● Written task: Output the full listing word for word.

Data excerpts:
○ ○ ○ ○
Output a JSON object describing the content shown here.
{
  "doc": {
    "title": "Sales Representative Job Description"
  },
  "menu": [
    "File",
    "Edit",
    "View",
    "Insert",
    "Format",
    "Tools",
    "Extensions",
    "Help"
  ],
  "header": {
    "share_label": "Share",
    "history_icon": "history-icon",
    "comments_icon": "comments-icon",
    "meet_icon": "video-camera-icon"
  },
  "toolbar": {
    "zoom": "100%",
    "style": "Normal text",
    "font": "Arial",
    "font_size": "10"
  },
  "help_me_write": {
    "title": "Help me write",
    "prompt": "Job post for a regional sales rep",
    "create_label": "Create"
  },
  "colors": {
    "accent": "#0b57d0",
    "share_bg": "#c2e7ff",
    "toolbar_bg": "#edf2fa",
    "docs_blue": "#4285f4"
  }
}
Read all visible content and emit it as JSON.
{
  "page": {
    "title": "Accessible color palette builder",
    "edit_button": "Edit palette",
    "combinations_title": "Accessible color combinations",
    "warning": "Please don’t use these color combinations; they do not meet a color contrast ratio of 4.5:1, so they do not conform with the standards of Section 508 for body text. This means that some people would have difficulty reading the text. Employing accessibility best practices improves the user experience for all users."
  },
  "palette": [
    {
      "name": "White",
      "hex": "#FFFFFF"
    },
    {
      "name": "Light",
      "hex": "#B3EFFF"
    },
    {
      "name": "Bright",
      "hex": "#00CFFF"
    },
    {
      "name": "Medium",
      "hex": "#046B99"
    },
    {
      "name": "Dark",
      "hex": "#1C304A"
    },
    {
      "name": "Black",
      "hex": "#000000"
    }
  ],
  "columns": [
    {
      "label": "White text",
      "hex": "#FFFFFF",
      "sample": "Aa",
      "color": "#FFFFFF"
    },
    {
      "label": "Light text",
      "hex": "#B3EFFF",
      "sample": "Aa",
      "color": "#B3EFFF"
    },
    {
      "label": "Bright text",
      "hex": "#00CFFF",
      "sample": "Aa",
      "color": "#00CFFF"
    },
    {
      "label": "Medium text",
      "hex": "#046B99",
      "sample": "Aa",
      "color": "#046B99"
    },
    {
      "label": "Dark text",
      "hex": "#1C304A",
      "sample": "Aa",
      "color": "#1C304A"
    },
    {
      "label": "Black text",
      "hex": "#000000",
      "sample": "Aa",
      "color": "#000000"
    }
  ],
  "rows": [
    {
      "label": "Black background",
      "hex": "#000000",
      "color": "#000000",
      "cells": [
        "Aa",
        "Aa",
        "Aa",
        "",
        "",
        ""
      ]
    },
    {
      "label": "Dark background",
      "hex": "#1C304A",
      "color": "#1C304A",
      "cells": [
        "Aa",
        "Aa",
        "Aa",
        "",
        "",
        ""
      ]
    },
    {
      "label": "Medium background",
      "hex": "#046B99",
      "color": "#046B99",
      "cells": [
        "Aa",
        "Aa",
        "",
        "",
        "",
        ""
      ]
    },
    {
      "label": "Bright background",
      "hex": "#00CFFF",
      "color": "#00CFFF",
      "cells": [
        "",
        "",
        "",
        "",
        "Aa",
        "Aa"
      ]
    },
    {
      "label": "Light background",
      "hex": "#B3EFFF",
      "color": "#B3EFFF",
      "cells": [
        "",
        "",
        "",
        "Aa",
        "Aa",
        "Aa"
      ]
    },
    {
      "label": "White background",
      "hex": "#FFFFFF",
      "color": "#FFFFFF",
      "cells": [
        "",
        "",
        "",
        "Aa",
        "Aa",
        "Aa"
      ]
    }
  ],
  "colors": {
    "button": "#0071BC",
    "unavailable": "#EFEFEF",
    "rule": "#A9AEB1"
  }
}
○ ○ ○ ○
● Output for this exercise:
Output a JSON object describing the content shown here.
{
  "doc": {
    "title": "Sales Representative Job Description"
  },
  "menu": [
    "File",
    "Edit",
    "View",
    "Insert",
    "Format",
    "Tools",
    "Extensions",
    "Help"
  ],
  "header": {
    "share_label": "Share",
    "history_icon": "history-icon",
    "comments_icon": "comments-icon",
    "meet_icon": "video-camera-icon"
  },
  "toolbar": {
    "zoom": "100%",
    "style": "Normal text",
    "font": "Arial",
    "font_size": "10"
  },
  "help_me_write": {
    "title": "Help me write",
    "prompt": "Job post for a regional sales rep",
    "create_label": "Create"
  },
  "colors": {
    "accent": "#0b57d0",
    "share_bg": "#c2e7ff",
    "toolbar_bg": "#edf2fa",
    "docs_blue": "#4285f4"
  }
}
Read all visible content and emit it as JSON.
{
  "page": {
    "title": "Accessible color palette builder",
    "edit_button": "Edit palette",
    "combinations_title": "Accessible color combinations",
    "warning": "Please don’t use these color combinations; they do not meet a color contrast ratio of 4.5:1, so they do not conform with the standards of Section 508 for body text. This means that some people would have difficulty reading the text. Employing accessibility best practices improves the user experience for all users."
  },
  "palette": [
    {
      "name": "White",
      "hex": "#FFFFFF"
    },
    {
      "name": "Light",
      "hex": "#B3EFFF"
    },
    {
      "name": "Bright",
      "hex": "#00CFFF"
    },
    {
      "name": "Medium",
      "hex": "#046B99"
    },
    {
      "name": "Dark",
      "hex": "#1C304A"
    },
    {
      "name": "Black",
      "hex": "#000000"
    }
  ],
  "columns": [
    {
      "label": "White text",
      "hex": "#FFFFFF",
      "sample": "Aa",
      "color": "#FFFFFF"
    },
    {
      "label": "Light text",
      "hex": "#B3EFFF",
      "sample": "Aa",
      "color": "#B3EFFF"
    },
    {
      "label": "Bright text",
      "hex": "#00CFFF",
      "sample": "Aa",
      "color": "#00CFFF"
    },
    {
      "label": "Medium text",
      "hex": "#046B99",
      "sample": "Aa",
      "color": "#046B99"
    },
    {
      "label": "Dark text",
      "hex": "#1C304A",
      "sample": "Aa",
      "color": "#1C304A"
    },
    {
      "label": "Black text",
      "hex": "#000000",
      "sample": "Aa",
      "color": "#000000"
    }
  ],
  "rows": [
    {
      "label": "Black background",
      "hex": "#000000",
      "color": "#000000",
      "cells": [
        "Aa",
        "Aa",
        "Aa",
        "",
        "",
        ""
      ]
    },
    {
      "label": "Dark background",
      "hex": "#1C304A",
      "color": "#1C304A",
      "cells": [
        "Aa",
        "Aa",
        "Aa",
        "",
        "",
        ""
      ]
    },
    {
      "label": "Medium background",
      "hex": "#046B99",
      "color": "#046B99",
      "cells": [
        "Aa",
        "Aa",
        "",
        "",
        "",
        ""
      ]
    },
    {
      "label": "Bright background",
      "hex": "#00CFFF",
      "color": "#00CFFF",
      "cells": [
        "",
        "",
        "",
        "",
        "Aa",
        "Aa"
      ]
    },
    {
      "label": "Light background",
      "hex": "#B3EFFF",
      "color": "#B3EFFF",
      "cells": [
        "",
        "",
        "",
        "Aa",
        "Aa",
        "Aa"
      ]
    },
    {
      "label": "White background",
      "hex": "#FFFFFF",
      "color": "#FFFFFF",
      "cells": [
        "",
        "",
        "",
        "Aa",
        "Aa",
        "Aa"
      ]
    }
  ],
  "colors": {
    "button": "#0071BC",
    "unavailable": "#EFEFEF",
    "rule": "#A9AEB1"
  }
}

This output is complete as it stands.